What you need to do:
Collect from the data below each line with "صحبت".

-- Start of Records for this task --

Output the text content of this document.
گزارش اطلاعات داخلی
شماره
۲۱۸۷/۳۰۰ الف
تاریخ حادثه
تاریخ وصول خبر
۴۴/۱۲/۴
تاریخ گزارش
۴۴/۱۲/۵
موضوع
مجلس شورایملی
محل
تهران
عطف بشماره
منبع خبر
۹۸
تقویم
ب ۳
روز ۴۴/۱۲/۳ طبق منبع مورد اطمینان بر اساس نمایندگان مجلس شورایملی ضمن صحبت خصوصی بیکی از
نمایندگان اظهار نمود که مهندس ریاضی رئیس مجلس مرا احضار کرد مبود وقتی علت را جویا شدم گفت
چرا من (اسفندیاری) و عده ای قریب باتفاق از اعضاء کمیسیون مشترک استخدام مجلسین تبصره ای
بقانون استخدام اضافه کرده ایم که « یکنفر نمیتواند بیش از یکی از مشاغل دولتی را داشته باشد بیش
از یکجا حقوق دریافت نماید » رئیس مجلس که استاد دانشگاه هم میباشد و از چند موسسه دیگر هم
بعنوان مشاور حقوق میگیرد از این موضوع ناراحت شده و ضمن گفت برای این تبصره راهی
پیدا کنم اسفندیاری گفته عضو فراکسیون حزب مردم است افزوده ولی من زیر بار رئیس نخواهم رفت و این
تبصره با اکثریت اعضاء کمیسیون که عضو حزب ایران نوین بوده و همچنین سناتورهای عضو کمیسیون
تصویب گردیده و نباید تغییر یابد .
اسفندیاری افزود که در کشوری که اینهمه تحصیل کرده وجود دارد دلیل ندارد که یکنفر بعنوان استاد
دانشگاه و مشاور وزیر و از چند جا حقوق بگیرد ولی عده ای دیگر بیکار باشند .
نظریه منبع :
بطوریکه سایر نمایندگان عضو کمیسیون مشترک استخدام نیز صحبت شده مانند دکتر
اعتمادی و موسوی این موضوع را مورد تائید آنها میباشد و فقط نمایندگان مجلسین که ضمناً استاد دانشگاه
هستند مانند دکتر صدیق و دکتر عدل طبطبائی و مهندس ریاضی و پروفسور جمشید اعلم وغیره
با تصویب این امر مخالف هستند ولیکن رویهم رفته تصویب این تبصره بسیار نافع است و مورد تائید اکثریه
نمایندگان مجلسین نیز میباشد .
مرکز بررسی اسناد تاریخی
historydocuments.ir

-- End of Records for this task --

The completed task:
روز ۴۴/۱۲/۳ طبق منبع مورد اطمینان بر اساس نمایندگان مجلس شورایملی ضمن صحبت خصوصی بیکی از
بطوریکه سایر نمایندگان عضو کمیسیون مشترک استخدام نیز صحبت شده مانند دکتر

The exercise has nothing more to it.